## [Written problem]
Search the data for the string "JSON" and extract every line where it appears.

## [Excerpts from a figure dataset]
<<<<

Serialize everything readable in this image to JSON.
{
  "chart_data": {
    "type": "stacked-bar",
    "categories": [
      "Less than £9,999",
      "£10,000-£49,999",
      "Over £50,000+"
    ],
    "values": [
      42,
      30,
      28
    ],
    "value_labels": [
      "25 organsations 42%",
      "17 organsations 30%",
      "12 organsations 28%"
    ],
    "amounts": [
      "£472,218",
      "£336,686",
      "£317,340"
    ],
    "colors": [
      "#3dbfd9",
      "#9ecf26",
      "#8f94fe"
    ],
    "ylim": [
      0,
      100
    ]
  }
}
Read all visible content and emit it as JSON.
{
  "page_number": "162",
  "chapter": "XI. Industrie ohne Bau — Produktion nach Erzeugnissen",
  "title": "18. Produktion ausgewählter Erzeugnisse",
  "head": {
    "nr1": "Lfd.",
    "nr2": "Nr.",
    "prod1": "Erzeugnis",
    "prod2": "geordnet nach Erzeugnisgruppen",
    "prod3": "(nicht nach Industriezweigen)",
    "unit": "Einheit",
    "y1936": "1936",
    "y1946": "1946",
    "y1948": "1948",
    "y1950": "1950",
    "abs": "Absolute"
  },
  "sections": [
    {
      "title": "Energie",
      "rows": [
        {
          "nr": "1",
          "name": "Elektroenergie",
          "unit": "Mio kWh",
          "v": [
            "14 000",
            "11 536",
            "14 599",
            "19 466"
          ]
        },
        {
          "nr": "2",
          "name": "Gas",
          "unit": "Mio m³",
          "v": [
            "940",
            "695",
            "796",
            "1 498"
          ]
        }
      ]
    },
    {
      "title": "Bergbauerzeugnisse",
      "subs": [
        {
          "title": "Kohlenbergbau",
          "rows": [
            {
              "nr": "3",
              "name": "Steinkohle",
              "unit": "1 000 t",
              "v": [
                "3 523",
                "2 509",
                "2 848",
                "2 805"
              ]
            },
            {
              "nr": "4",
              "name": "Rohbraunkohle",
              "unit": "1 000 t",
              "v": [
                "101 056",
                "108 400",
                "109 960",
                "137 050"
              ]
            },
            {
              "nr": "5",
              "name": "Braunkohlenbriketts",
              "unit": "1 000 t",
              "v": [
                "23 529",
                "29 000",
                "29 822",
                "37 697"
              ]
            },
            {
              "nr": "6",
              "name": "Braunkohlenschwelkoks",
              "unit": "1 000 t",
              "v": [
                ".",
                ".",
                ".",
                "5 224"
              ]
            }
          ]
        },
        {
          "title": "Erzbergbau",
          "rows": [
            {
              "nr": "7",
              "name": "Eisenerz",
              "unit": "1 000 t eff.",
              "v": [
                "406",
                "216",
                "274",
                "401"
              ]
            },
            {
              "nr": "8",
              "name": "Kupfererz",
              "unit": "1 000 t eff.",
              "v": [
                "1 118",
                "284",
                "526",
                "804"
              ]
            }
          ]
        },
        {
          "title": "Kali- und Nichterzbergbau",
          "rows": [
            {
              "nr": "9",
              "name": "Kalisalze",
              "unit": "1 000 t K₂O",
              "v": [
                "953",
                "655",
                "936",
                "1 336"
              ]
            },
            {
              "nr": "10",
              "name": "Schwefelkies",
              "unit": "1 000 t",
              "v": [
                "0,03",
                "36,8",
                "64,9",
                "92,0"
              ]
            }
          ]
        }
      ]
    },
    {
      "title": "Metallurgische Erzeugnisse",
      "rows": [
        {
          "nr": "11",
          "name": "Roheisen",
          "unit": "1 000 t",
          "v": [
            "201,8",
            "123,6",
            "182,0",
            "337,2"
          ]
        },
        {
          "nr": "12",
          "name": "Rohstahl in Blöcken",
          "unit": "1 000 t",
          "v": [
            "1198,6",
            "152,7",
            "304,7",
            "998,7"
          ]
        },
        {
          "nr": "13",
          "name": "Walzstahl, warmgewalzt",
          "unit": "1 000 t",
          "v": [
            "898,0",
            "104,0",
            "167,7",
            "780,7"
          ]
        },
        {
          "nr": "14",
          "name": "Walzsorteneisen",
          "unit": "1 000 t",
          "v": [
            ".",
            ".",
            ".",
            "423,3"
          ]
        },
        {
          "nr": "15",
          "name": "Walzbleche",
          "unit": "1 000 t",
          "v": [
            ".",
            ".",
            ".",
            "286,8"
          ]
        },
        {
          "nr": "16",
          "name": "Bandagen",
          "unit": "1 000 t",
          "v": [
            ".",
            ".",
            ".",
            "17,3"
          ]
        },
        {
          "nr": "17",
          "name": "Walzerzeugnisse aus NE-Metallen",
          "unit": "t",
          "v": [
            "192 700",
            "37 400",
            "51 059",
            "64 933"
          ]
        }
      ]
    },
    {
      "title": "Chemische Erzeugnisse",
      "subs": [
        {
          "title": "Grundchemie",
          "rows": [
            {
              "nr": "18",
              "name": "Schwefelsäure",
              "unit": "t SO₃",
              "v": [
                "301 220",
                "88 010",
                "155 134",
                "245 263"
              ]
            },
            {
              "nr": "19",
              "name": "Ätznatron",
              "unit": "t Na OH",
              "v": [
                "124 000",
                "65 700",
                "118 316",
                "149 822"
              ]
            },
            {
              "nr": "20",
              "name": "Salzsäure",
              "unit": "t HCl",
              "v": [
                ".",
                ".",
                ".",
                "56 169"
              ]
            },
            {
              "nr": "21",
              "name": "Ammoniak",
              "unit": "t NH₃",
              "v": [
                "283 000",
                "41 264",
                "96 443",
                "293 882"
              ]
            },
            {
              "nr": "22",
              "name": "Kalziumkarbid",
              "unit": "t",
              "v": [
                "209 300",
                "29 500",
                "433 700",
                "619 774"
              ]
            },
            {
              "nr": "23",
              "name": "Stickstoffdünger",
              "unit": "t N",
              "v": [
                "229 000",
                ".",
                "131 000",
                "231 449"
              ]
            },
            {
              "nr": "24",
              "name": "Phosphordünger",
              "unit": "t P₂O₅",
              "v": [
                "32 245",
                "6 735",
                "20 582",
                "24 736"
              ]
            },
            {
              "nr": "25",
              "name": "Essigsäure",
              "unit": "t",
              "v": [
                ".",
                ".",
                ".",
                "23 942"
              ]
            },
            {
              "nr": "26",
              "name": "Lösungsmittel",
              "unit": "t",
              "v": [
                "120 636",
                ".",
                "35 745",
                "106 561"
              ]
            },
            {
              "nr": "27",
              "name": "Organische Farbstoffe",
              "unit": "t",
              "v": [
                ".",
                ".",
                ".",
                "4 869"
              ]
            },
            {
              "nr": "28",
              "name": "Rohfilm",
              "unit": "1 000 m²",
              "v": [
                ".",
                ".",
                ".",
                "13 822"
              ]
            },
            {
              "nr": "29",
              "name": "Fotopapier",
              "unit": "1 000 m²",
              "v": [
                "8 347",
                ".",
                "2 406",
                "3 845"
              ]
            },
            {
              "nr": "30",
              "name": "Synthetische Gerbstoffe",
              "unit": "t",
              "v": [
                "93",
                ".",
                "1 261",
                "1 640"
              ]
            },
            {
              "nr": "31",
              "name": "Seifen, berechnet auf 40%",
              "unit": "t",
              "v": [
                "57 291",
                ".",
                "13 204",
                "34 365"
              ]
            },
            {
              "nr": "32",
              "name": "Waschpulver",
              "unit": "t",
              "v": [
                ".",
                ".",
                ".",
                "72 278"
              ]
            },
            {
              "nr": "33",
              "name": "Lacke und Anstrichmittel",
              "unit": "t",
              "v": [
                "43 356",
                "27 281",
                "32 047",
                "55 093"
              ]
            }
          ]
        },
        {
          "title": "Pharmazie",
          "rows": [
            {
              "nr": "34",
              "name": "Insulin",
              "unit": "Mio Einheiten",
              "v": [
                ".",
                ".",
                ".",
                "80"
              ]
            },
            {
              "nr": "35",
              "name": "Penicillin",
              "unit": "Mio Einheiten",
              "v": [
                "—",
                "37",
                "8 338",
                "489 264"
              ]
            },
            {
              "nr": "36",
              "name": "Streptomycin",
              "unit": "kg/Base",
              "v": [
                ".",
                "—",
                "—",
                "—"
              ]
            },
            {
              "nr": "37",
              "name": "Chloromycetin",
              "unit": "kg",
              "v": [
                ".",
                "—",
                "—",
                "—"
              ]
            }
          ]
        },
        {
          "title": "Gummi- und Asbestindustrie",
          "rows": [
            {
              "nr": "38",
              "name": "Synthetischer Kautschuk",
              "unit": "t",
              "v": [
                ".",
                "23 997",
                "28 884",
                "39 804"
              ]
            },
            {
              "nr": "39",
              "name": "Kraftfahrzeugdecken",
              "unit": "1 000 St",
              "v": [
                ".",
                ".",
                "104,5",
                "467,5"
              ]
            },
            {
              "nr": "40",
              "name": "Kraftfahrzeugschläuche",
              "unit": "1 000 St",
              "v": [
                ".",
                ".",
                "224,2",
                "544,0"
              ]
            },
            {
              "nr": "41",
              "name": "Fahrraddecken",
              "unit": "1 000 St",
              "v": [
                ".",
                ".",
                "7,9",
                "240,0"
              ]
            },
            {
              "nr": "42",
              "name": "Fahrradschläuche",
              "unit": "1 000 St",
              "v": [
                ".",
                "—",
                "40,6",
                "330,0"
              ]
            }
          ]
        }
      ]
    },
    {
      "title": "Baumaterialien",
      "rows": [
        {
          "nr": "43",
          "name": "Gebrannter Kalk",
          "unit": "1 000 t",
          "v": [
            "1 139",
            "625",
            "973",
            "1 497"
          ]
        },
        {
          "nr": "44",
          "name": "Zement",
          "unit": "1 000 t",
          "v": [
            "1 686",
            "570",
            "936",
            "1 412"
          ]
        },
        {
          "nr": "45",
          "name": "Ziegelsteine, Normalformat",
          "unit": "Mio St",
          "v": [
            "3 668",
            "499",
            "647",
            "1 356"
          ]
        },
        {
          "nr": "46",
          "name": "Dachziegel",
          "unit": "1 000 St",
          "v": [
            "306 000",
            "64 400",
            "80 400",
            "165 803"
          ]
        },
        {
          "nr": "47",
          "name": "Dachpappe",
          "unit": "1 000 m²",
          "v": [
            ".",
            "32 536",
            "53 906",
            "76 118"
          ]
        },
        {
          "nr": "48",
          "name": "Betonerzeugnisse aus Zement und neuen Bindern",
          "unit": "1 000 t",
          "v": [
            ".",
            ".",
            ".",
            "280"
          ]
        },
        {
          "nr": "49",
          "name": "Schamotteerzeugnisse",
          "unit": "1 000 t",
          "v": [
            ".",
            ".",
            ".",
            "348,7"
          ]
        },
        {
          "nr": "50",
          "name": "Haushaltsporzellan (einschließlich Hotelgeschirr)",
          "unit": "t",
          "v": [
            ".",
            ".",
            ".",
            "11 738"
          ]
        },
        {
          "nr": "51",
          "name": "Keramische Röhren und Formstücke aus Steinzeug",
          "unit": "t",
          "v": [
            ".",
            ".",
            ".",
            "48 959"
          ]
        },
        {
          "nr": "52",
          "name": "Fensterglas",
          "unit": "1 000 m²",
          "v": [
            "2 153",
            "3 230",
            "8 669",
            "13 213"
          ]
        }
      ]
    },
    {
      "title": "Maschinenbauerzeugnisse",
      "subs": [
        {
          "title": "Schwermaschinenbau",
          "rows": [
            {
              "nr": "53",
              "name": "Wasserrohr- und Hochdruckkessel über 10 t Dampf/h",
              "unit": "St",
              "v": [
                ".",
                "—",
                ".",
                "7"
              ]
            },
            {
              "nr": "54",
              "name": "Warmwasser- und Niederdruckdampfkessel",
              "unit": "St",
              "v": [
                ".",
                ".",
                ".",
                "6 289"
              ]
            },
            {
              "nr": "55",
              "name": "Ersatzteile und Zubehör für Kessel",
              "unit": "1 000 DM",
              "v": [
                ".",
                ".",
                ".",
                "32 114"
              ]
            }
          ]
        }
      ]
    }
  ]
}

>>>>

## [Task output]
Serialize everything readable in this image to JSON.
Read all visible content and emit it as JSON.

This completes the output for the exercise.